Challenge 1
Starting at the first line of the entries and ending at the line that contains "fuel-type-label: Diesel xyxy=(34,494,87,513)", put those lines into a numbered list, leaving out any blank lines.

Which works best for the job
By Jeff Winke
Commercial sweepers are valuable to asphalt paving contractors. They perform necessary clean-up to ensure a project jobsite is safe and attractive. They perform a variety of tasks, but which type of commercial sweeper is best for each jobsite and task? Pros in the field were asked what contractors should know about the performance features and benefits of the available equipment options.
“There are a few styles of sweepers that are commercially available, and then there are a few technologies to do the actual sweeping,” stated Tim Letts, product manager at Elgin Sweeper, Elgin, Illinois. “When it comes to styles, the market could be broken down into three options: 1) compact 2) parking lot or 3) truck mounted.
“The compact sweeper style is common in Europe, where it performs well on narrow city streets and other urban areas, like bike paths and alleys. Due to the tight size restraints, the sweeping technology for this style sweeper is typically vacuum. Parking lot sweepers are a fairly broad style and these sweepers can range from sweepers that are pulled behind pickup trucks or small class 5 size trucks. There are mechanical sweepers, as well as vacuum and regenerative air technologies are also used. The truck mounted sweeper style encompasses the larger class 6 or 7 sweepers. These sweepers are mounted on commercially available truck chassis and are going to be used for street sweeping. Like parking lot sweepers, truck mounted sweepers can be found with all three technologies.”
Bill Bensink with Bensink Manufacturing, Salem, Oregon, offered their take: “There are basically two general types of commercial sweepers. The most commonly used sweepers are the horizontally mounted units. They vary in size from approximately 8-feet wide and 36-inches in diameter for large sweeping surfaces to as small as 24-inches wide and 12-inch diameter. The bristles on these units are generally a poly bristle assembly or a poly/steel configuration. The larger units are either truck- or tractor-mounted and the smaller ones are generally walk behind.”
Bensink continued, “The other type of commercial sweepers are usually for more specialized applications. These are the vertically-mounted broom types. For example, this could be the gutter-broom application on a municipal or private truck-mounted street sweeper. This configuration allows for edge cleaning, where horizontal sweepers don’t perform as well. The ability of a vertical sweeping head on a walk behind unit has been developed by Bensink Mfg. for the sealcoating, asphalt and striping contractor. The vertical sweeper with high tensile strength steel bristles performs well where previously the cleaning had to be done by hand. High labor costs and poor cleaning results have been eliminated.

Given entries

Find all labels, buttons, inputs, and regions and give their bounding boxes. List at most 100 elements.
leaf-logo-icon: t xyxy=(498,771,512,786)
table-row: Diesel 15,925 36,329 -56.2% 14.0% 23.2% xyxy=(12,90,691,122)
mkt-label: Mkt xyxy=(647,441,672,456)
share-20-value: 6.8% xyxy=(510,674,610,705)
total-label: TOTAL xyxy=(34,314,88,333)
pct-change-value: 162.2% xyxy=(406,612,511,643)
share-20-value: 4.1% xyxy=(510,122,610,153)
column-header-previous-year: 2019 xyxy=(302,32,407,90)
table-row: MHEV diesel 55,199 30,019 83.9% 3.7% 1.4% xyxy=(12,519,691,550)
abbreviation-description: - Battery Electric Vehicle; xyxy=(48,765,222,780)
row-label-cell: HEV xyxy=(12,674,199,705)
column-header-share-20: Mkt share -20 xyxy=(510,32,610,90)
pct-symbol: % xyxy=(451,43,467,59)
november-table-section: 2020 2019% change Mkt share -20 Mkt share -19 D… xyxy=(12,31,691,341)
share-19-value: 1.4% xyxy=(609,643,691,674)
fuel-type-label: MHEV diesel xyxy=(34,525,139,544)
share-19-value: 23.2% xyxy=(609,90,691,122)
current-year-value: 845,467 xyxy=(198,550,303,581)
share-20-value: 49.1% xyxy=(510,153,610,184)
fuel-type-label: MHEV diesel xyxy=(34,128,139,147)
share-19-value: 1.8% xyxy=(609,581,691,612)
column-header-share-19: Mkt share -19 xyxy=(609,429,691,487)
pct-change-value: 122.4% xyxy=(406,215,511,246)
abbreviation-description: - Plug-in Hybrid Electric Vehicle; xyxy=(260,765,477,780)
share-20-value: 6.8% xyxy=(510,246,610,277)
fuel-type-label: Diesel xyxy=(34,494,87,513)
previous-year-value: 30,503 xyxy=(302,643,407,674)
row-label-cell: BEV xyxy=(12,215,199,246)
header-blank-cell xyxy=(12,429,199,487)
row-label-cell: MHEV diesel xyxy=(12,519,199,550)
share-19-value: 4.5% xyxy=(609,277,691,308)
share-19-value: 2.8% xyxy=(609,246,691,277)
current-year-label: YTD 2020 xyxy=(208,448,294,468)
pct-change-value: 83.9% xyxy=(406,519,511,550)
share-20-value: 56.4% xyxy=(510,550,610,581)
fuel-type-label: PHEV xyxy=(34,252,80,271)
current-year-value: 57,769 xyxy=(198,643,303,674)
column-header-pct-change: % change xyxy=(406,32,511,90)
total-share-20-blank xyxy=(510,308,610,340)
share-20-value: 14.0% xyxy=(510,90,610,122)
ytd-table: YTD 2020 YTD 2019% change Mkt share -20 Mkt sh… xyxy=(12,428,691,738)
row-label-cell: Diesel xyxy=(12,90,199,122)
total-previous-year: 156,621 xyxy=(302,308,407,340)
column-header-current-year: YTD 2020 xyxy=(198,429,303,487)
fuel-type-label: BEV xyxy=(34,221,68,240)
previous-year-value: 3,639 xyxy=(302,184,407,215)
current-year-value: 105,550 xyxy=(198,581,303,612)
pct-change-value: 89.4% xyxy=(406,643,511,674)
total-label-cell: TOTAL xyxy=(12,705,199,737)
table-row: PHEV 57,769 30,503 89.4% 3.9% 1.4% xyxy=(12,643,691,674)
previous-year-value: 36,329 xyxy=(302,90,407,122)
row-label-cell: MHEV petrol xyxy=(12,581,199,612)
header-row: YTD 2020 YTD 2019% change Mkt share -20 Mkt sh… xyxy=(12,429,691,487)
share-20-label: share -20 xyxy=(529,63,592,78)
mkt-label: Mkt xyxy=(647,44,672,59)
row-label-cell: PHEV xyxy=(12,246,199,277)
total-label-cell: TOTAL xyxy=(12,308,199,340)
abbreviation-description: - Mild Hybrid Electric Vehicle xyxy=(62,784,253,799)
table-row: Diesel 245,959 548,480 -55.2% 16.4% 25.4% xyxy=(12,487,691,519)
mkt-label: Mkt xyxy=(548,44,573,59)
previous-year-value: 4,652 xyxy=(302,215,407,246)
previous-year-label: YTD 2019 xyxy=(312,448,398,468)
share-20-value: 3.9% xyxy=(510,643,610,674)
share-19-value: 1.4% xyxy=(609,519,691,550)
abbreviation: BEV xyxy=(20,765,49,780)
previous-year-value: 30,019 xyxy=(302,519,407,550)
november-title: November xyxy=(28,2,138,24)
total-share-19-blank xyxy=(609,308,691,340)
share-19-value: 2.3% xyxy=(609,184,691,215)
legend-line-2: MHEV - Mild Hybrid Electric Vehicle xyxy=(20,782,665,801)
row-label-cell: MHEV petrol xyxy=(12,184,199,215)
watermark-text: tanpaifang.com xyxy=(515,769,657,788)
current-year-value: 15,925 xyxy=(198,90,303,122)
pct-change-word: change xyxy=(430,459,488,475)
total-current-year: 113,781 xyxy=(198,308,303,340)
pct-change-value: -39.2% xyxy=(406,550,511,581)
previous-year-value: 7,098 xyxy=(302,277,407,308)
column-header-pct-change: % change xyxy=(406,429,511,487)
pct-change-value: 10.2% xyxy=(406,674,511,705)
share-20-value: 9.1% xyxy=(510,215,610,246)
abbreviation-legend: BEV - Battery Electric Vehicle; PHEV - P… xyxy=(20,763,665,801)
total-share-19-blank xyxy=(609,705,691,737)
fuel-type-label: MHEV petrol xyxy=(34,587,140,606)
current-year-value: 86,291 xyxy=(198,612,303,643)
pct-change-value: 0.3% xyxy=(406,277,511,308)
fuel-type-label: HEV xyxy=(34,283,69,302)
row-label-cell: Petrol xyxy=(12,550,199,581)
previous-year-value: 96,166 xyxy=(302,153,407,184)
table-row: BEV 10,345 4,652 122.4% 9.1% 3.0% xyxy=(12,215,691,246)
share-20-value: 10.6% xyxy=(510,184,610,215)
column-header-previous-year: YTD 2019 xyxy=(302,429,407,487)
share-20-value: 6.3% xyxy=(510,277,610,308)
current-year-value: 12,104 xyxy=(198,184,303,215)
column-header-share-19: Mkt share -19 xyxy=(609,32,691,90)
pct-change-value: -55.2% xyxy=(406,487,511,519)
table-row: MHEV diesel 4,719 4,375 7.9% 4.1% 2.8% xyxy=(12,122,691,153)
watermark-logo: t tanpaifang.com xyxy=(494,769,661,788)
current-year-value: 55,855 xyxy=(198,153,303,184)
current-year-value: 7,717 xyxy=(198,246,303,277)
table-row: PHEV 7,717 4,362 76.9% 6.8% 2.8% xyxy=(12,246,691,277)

Challenge 2
In the sweeper article, recast the paragraph that begins "Bill Bensink with Bensink Manufacturing" as a short bulleted list that keeps its main facts.

Correct answer 1
1. Find all labels, buttons, inputs, and regions and give their bounding boxes. List at most 100 elements.
2. leaf-logo-icon: t xyxy=(498,771,512,786)
3. table-row: Diesel 15,925 36,329 -56.2% 14.0% 23.2% xyxy=(12,90,691,122)
4. mkt-label: Mkt xyxy=(647,441,672,456)
5. share-20-value: 6.8% xyxy=(510,674,610,705)
6. total-label: TOTAL xyxy=(34,314,88,333)
7. pct-change-value: 162.2% xyxy=(406,612,511,643)
8. share-20-value: 4.1% xyxy=(510,122,610,153)
9. column-header-previous-year: 2019 xyxy=(302,32,407,90)
10. table-row: MHEV diesel 55,199 30,019 83.9% 3.7% 1.4% xyxy=(12,519,691,550)
11. abbreviation-description: - Battery Electric Vehicle; xyxy=(48,765,222,780)
12. row-label-cell: HEV xyxy=(12,674,199,705)
13. column-header-share-20: Mkt share -20 xyxy=(510,32,610,90)
14. pct-symbol: % xyxy=(451,43,467,59)
15. november-table-section: 2020 2019% change Mkt share -20 Mkt share -19 D… xyxy=(12,31,691,341)
16. share-19-value: 1.4% xyxy=(609,643,691,674)
17. fuel-type-label: MHEV diesel xyxy=(34,525,139,544)
18. share-19-value: 23.2% xyxy=(609,90,691,122)
19. current-year-value: 845,467 xyxy=(198,550,303,581)
20. share-20-value: 49.1% xyxy=(510,153,610,184)
21. fuel-type-label: MHEV diesel xyxy=(34,128,139,147)
22. share-19-value: 1.8% xyxy=(609,581,691,612)
23. column-header-share-19: Mkt share -19 xyxy=(609,429,691,487)
24. pct-change-value: 122.4% xyxy=(406,215,511,246)
25. abbreviation-description: - Plug-in Hybrid Electric Vehicle; xyxy=(260,765,477,780)
26. share-20-value: 6.8% xyxy=(510,246,610,277)
27. fuel-type-label: Diesel xyxy=(34,494,87,513)

Correct answer 2
- Bill Bensink of Bensink Manufacturing in Salem, Oregon, says there are basically two general types of commercial sweepers.
- The most commonly used are horizontally mounted units.
- Their size ranges from about 8 feet wide and 36 inches in diameter, for large sweeping surfaces, down to 24 inches wide and 12 inches in diameter.
- Their bristles are generally a poly assembly or a poly/steel configuration.
- The larger units are truck- or tractor-mounted, and the smaller ones are generally walk-behind.